--- START ---
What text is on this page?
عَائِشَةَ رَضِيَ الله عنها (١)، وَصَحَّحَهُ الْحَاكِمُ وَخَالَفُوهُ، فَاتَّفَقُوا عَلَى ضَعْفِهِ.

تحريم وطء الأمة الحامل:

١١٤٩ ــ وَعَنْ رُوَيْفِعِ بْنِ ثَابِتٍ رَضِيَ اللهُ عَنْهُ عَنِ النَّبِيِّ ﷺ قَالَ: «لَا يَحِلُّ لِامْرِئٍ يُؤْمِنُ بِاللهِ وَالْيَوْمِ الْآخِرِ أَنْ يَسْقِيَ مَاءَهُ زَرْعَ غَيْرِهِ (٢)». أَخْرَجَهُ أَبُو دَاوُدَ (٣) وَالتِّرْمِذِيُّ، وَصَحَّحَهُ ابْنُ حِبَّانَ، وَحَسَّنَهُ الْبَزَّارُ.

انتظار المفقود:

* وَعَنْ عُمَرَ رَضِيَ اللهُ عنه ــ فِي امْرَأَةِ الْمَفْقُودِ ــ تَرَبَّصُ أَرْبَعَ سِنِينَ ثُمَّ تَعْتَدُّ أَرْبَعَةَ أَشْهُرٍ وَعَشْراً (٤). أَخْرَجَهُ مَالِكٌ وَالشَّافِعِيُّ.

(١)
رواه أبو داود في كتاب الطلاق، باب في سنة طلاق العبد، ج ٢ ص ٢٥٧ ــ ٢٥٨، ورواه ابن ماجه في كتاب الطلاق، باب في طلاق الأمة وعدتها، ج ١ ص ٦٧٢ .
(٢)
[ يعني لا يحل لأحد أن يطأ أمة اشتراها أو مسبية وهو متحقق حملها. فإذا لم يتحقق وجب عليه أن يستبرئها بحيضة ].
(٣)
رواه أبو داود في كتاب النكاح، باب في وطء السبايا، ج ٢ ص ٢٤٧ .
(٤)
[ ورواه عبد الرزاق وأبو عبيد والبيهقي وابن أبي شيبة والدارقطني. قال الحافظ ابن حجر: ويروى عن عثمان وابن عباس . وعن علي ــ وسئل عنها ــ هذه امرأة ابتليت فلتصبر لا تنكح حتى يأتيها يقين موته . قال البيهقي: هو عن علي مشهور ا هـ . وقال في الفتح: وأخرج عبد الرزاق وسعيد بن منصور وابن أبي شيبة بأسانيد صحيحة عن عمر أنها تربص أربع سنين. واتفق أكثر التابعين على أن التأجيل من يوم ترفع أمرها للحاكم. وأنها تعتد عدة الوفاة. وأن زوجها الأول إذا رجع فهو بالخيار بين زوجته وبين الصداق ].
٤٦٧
--- END ---
--- START ---
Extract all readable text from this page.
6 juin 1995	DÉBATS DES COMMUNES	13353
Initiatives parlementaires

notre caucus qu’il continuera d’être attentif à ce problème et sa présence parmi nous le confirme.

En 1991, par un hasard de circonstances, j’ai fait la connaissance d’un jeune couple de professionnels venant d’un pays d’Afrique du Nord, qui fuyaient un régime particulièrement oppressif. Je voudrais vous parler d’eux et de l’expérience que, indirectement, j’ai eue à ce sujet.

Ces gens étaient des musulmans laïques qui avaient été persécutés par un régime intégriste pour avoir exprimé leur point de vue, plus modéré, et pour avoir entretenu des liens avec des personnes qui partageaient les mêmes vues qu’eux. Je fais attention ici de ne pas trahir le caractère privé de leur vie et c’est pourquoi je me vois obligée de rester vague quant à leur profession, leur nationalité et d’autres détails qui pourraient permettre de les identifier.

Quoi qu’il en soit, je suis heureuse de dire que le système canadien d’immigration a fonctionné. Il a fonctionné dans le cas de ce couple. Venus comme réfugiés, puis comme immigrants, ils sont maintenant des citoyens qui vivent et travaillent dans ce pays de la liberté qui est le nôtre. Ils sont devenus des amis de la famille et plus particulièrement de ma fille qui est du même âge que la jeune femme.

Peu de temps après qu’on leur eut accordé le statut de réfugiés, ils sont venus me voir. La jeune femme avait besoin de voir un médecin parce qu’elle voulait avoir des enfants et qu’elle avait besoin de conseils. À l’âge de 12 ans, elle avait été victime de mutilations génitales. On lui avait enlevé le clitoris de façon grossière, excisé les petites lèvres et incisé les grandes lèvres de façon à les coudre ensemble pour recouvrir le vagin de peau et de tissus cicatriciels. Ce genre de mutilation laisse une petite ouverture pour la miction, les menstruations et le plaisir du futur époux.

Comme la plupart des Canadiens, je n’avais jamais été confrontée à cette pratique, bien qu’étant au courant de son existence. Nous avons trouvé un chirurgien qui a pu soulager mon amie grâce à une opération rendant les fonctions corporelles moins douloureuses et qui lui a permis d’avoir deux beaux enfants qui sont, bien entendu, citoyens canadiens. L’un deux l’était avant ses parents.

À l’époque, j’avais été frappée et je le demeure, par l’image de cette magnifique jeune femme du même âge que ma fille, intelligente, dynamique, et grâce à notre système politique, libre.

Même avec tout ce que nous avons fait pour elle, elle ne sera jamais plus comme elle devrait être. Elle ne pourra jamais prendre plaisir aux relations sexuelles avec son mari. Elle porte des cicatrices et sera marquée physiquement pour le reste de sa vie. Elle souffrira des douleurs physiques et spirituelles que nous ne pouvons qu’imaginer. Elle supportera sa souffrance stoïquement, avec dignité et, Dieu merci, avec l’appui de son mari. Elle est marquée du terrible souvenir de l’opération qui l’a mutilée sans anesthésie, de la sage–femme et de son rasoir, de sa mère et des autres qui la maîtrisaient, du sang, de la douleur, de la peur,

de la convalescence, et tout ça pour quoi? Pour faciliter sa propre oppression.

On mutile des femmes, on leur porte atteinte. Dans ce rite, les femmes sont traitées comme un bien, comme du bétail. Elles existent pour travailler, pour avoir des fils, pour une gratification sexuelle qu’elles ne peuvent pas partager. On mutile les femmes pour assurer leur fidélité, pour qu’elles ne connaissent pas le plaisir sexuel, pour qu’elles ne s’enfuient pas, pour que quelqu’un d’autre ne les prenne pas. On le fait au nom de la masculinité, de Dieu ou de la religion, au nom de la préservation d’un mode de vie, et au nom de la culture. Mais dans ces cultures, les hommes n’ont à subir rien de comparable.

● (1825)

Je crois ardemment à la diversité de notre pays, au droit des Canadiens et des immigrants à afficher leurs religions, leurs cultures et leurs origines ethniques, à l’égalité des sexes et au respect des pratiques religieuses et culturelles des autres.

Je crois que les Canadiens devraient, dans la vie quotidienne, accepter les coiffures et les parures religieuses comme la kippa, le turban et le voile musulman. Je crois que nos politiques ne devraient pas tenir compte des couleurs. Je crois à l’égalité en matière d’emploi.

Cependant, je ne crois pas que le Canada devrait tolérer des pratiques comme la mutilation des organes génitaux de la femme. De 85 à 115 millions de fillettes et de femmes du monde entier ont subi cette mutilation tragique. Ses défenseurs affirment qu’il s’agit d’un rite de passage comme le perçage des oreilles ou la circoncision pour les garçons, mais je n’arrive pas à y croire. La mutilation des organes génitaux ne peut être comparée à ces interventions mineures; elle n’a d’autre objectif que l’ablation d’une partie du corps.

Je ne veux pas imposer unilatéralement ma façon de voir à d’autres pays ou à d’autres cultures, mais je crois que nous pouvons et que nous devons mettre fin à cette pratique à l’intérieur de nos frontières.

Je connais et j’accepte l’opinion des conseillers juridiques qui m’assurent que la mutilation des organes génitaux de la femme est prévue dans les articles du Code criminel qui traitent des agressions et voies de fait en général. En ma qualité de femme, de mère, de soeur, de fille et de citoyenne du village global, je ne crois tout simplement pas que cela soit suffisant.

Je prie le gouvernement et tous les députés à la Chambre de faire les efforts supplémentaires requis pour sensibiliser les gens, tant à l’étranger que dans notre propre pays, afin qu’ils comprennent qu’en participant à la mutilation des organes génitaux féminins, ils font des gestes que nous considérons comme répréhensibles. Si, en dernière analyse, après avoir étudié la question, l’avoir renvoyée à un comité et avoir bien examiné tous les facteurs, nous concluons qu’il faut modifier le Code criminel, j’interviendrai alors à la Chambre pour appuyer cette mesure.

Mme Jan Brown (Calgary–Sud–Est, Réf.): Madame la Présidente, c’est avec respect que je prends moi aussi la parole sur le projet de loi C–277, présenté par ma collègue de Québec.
--- END ---
**CHALLENGE:** Using the listing above, pick out each line that contains the word "respect", then copy it.

**ANSWER:**
Je crois ardemment à la diversité de notre pays, au droit des Canadiens et des immigrants à afficher leurs religions, leurs cultures et leurs origines ethniques, à l’égalité des sexes et au respect des pratiques religieuses et culturelles des autres.
Mme Jan Brown (Calgary–Sud–Est, Réf.): Madame la Présidente, c’est avec respect que je prends moi aussi la parole sur le projet de loi C–277, présenté par ma collègue de Québec.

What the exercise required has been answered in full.